European Film Archives Tour 2015 – first stop BERLIN

Berlin Film Archive Oct 2015 (2) Bundesarchiv, Fehrbelliner Platz 3

Bundesarchiv, Fehrbelliner Platz 3

My name is Emma Kelly and I’ve recently written a book on Jonathan Dennis, founding director of the Film Archive of New Zealand. The book was launched at Nga Taonga Sound and Vision on the 23rd September 2015, and the Northern Hemisphere book launch was at Le Giornate del Cinema Muto, the Pordenone Silent Film Festival in Italy on 6 October. The book is published by John Libbey and distributed by Indiana University Press. It’s called ‘The Adventures of Jonathan Dennis: Bicultural film archiving in Aotearoa New Zealand’ (2015) http://www.iupress.indiana.edu/product_info.php?products_id=807819.

Thanks to a lovely group of Jonathan Dennis’ friends, I’ve been able to travel to Europe for the launch and visit film archives in Berlin, Stockholm, Amsterdam, Brussels and Paris to see how they are similar and different to our own.

The Berlin Film Archive Bundesarchiv is of course interesting because in the early 1990s two very different archives amalgamated after the fall of the Berlin Wall. They had different collection policies and their focuses and goals varied. Today they have about 1 million titles, roughly a third of which are able to be viewed. They are a government archive and have, as you’d imagine, some pretty sensitive material related to the Nazi era and WWII which they endeavor to contextualise appropriately for audiences. About 500 new films are produced in Germany each year and they try to collect them all.

####

Instruction a —
Answer these questions about the Berlin film archive post, one per line:
(i) Where was the Northern Hemisphere launch of the book held?
(ii) In which cities did the writer visit film archives?
(iii) Roughly how many new films are produced in Germany each year?

####

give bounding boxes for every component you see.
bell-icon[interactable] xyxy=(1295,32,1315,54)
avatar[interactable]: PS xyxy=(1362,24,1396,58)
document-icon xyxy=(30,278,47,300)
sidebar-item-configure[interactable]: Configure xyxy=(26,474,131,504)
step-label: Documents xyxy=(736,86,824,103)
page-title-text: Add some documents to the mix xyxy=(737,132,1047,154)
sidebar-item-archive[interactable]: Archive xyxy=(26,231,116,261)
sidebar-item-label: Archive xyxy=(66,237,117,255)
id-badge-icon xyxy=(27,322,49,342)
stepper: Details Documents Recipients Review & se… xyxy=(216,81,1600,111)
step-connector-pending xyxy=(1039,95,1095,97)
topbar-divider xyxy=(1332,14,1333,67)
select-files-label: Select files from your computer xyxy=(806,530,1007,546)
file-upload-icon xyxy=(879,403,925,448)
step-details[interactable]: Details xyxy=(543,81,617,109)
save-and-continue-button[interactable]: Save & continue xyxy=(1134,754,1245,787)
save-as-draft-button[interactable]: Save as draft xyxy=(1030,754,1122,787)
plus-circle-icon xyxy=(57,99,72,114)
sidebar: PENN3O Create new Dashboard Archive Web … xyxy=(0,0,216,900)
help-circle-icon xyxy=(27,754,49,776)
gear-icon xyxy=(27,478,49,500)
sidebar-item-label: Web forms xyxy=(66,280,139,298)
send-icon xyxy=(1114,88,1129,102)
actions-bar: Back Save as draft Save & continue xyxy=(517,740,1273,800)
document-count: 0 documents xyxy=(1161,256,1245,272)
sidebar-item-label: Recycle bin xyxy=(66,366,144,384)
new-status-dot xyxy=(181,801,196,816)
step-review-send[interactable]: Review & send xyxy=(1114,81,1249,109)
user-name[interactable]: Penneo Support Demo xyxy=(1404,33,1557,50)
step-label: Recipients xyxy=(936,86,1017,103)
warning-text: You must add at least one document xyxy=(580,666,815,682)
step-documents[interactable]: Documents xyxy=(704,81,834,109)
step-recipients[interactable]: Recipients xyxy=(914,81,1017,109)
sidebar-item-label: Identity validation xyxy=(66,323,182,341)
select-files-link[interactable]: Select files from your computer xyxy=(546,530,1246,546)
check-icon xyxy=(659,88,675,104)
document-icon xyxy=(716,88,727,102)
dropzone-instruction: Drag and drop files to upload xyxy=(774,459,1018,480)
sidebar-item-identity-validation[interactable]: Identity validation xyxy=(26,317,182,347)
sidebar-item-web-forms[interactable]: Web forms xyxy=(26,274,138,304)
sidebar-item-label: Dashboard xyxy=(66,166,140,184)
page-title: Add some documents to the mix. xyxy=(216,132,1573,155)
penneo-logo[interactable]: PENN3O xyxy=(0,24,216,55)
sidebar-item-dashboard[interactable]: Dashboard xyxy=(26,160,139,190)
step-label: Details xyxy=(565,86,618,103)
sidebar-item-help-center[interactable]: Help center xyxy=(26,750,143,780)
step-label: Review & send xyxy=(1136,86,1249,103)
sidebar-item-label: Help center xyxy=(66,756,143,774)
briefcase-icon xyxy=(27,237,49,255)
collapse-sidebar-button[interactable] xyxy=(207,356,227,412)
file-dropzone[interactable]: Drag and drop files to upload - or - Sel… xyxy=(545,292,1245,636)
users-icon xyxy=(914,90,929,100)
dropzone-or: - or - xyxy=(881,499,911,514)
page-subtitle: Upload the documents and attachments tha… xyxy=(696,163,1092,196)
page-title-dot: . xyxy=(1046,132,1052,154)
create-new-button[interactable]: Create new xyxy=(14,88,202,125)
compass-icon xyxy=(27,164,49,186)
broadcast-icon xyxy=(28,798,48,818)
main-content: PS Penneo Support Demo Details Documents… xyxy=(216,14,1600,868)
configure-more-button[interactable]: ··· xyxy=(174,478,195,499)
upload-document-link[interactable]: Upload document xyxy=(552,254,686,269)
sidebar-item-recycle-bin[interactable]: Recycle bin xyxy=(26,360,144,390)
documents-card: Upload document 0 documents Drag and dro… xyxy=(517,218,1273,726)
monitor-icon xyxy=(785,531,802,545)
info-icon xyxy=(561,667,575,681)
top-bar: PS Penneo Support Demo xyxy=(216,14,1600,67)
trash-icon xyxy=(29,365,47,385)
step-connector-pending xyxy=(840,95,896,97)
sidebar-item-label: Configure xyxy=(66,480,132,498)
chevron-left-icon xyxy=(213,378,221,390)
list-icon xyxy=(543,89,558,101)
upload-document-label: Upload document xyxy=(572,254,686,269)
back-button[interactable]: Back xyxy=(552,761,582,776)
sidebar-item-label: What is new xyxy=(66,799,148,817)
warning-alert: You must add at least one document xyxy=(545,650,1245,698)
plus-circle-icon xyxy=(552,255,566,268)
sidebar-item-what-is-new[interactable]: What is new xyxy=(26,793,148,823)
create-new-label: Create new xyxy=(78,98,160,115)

####

Instruction b — Reproduce the rows of Block 1 verbatim, covering the stretch from the first row through the row containing "step-label: Documents xyxy=(736,86,824,103)", with both ends included.

Final answer a —
(i) At Le Giornate del Cinema Muto, the Pordenone Silent Film Festival in Italy, on 6 October.
(ii) Berlin, Stockholm, Amsterdam, Brussels and Paris.
(iii) About 500.

Final answer b —
give bounding boxes for every component you see.
bell-icon[interactable] xyxy=(1295,32,1315,54)
avatar[interactable]: PS xyxy=(1362,24,1396,58)
document-icon xyxy=(30,278,47,300)
sidebar-item-configure[interactable]: Configure xyxy=(26,474,131,504)
step-label: Documents xyxy=(736,86,824,103)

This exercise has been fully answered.